-- start of Entries --

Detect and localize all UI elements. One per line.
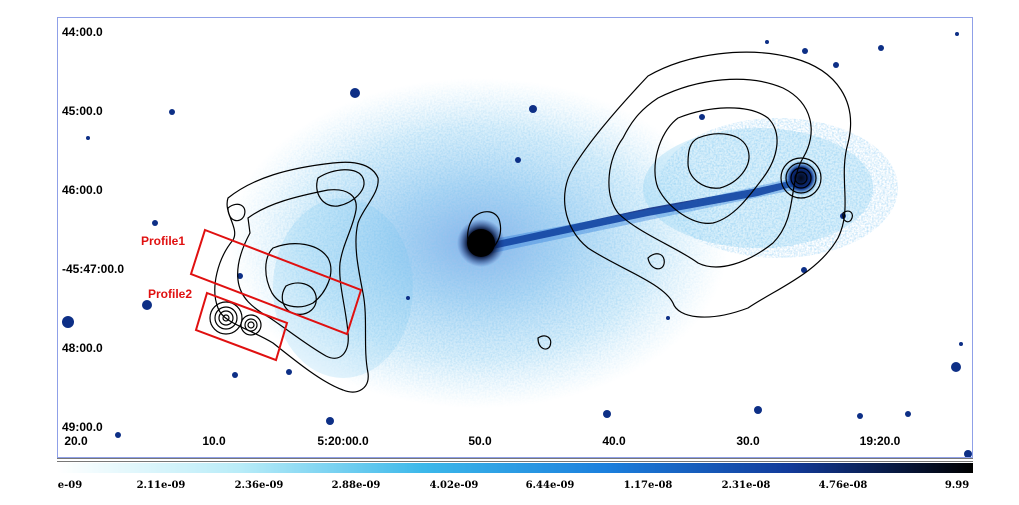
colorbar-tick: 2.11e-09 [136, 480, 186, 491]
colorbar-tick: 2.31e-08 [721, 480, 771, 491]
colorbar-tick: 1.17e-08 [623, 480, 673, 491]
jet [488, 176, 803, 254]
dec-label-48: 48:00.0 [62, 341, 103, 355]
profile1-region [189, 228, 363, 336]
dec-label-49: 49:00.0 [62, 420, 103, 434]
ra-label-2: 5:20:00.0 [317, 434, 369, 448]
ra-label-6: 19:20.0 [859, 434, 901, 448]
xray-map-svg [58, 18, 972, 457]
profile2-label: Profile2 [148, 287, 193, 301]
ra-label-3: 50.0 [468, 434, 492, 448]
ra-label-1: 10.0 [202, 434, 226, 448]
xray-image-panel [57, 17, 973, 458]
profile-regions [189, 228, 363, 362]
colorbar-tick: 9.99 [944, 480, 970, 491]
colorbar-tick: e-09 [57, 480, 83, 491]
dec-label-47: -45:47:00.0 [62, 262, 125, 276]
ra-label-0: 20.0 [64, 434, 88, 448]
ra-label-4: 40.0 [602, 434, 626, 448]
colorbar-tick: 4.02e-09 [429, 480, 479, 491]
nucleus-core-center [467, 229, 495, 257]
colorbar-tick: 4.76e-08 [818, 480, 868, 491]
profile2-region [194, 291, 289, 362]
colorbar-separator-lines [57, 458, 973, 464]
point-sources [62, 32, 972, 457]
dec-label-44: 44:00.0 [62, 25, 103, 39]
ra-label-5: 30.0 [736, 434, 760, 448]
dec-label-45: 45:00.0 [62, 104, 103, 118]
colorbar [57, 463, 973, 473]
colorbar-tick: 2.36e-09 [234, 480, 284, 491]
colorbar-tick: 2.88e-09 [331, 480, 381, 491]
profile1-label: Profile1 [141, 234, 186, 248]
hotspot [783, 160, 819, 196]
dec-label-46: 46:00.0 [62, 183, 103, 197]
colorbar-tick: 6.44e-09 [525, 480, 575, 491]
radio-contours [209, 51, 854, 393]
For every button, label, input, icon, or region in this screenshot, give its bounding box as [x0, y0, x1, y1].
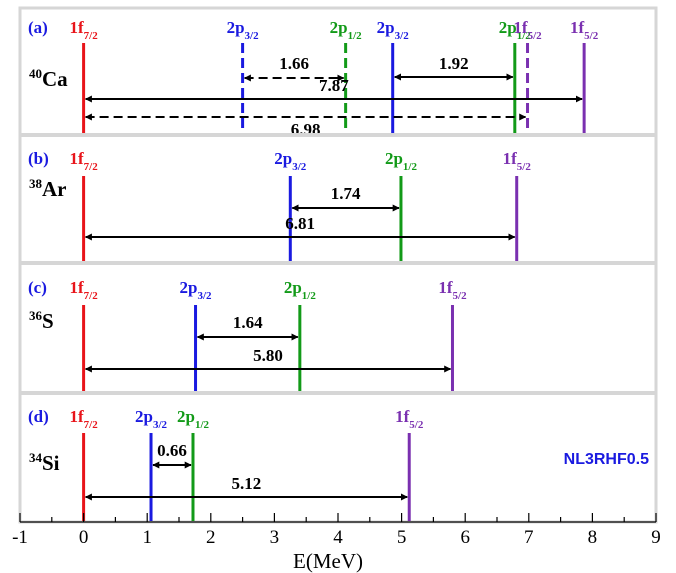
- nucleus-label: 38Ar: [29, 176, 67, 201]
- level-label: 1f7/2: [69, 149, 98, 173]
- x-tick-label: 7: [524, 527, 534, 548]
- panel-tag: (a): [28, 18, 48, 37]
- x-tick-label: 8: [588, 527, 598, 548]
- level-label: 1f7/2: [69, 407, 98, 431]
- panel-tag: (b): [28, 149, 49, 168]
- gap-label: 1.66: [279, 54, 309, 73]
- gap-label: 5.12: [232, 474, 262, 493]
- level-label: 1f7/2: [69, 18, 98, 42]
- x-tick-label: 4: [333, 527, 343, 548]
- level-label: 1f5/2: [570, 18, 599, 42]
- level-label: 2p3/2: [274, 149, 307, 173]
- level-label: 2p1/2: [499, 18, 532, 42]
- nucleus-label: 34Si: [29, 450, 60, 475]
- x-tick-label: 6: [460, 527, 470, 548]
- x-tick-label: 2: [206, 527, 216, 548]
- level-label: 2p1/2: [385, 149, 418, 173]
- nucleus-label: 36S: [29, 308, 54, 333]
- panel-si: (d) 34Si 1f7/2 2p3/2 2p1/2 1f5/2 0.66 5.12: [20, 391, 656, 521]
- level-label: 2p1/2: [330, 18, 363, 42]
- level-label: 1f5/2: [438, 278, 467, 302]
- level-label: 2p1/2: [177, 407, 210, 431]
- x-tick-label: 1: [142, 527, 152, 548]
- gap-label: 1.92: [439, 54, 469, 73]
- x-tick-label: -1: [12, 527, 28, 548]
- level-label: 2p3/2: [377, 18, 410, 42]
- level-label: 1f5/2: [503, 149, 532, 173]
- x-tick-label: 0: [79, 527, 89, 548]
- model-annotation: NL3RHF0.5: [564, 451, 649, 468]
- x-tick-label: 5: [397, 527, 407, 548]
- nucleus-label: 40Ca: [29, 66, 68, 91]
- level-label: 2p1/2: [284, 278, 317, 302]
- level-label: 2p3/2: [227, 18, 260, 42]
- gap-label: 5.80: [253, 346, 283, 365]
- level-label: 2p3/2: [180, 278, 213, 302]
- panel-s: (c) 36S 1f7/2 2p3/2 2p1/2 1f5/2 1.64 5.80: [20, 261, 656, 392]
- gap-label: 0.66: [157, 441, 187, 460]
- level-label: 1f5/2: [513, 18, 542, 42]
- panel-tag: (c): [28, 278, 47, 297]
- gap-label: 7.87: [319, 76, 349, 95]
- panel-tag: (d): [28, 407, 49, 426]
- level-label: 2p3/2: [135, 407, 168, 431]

-- end of Entries --

:: Exercise aim ::
Copy every line of the listing above word for word, leaving out the picture lines.

:: Task response ::
Detect and localize all UI elements. One per line.
colorbar-tick: 2.11e-09 [136, 480, 186, 491]
colorbar-tick: 2.31e-08 [721, 480, 771, 491]
colorbar-tick: 1.17e-08 [623, 480, 673, 491]
jet [488, 176, 803, 254]
dec-label-48: 48:00.0 [62, 341, 103, 355]
profile1-region [189, 228, 363, 336]
dec-label-49: 49:00.0 [62, 420, 103, 434]
ra-label-2: 5:20:00.0 [317, 434, 369, 448]
ra-label-6: 19:20.0 [859, 434, 901, 448]
xray-map-svg [58, 18, 972, 457]
profile2-label: Profile2 [148, 287, 193, 301]
ra-label-3: 50.0 [468, 434, 492, 448]
ra-label-1: 10.0 [202, 434, 226, 448]
xray-image-panel [57, 17, 973, 458]
profile-regions [189, 228, 363, 362]
colorbar-tick: 9.99 [944, 480, 970, 491]
colorbar-tick: e-09 [57, 480, 83, 491]
dec-label-47: -45:47:00.0 [62, 262, 125, 276]
ra-label-0: 20.0 [64, 434, 88, 448]
ra-label-4: 40.0 [602, 434, 626, 448]
colorbar-tick: 4.02e-09 [429, 480, 479, 491]
nucleus-core-center [467, 229, 495, 257]
colorbar-tick: 4.76e-08 [818, 480, 868, 491]
profile2-region [194, 291, 289, 362]
colorbar-separator-lines [57, 458, 973, 464]
point-sources [62, 32, 972, 457]
dec-label-44: 44:00.0 [62, 25, 103, 39]
ra-label-5: 30.0 [736, 434, 760, 448]
dec-label-45: 45:00.0 [62, 104, 103, 118]
colorbar [57, 463, 973, 473]
colorbar-tick: 2.36e-09 [234, 480, 284, 491]
colorbar-tick: 2.88e-09 [331, 480, 381, 491]
profile1-label: Profile1 [141, 234, 186, 248]
hotspot [783, 160, 819, 196]
dec-label-46: 46:00.0 [62, 183, 103, 197]
colorbar-tick: 6.44e-09 [525, 480, 575, 491]
radio-contours [209, 51, 854, 393]
For every button, label, input, icon, or region in this screenshot, give its bounding box as [x0, y0, x1, y1].
- nucleus-label: 38Ar: [29, 176, 67, 201]
- level-label: 1f7/2: [69, 149, 98, 173]
- x-tick-label: 7: [524, 527, 534, 548]
- panel-tag: (a): [28, 18, 48, 37]
- x-tick-label: 8: [588, 527, 598, 548]
- level-label: 1f7/2: [69, 407, 98, 431]
- panel-tag: (b): [28, 149, 49, 168]
- gap-label: 1.66: [279, 54, 309, 73]
- gap-label: 5.12: [232, 474, 262, 493]
- level-label: 1f7/2: [69, 18, 98, 42]
- x-tick-label: 4: [333, 527, 343, 548]
- level-label: 1f5/2: [570, 18, 599, 42]
- level-label: 2p3/2: [274, 149, 307, 173]
- level-label: 2p1/2: [499, 18, 532, 42]
- nucleus-label: 34Si: [29, 450, 60, 475]
- x-tick-label: 6: [460, 527, 470, 548]
- x-tick-label: 2: [206, 527, 216, 548]
- level-label: 2p1/2: [385, 149, 418, 173]
- nucleus-label: 36S: [29, 308, 54, 333]
- panel-si: (d) 34Si 1f7/2 2p3/2 2p1/2 1f5/2 0.66 5.12: [20, 391, 656, 521]
- level-label: 2p1/2: [330, 18, 363, 42]
- level-label: 1f5/2: [438, 278, 467, 302]
- level-label: 2p1/2: [177, 407, 210, 431]
- x-tick-label: 1: [142, 527, 152, 548]
- gap-label: 1.92: [439, 54, 469, 73]
- x-tick-label: -1: [12, 527, 28, 548]
- level-label: 2p3/2: [377, 18, 410, 42]
- level-label: 1f5/2: [503, 149, 532, 173]
- x-tick-label: 0: [79, 527, 89, 548]
- model-annotation: NL3RHF0.5: [564, 451, 649, 468]
- x-tick-label: 5: [397, 527, 407, 548]
- nucleus-label: 40Ca: [29, 66, 68, 91]
- level-label: 2p1/2: [284, 278, 317, 302]
- level-label: 2p3/2: [227, 18, 260, 42]
- gap-label: 5.80: [253, 346, 283, 365]
- level-label: 2p3/2: [180, 278, 213, 302]
- panel-s: (c) 36S 1f7/2 2p3/2 2p1/2 1f5/2 1.64 5.80: [20, 261, 656, 392]
- gap-label: 0.66: [157, 441, 187, 460]
- level-label: 1f5/2: [513, 18, 542, 42]
- panel-tag: (c): [28, 278, 47, 297]
- gap-label: 7.87: [319, 76, 349, 95]
- panel-tag: (d): [28, 407, 49, 426]
- level-label: 2p3/2: [135, 407, 168, 431]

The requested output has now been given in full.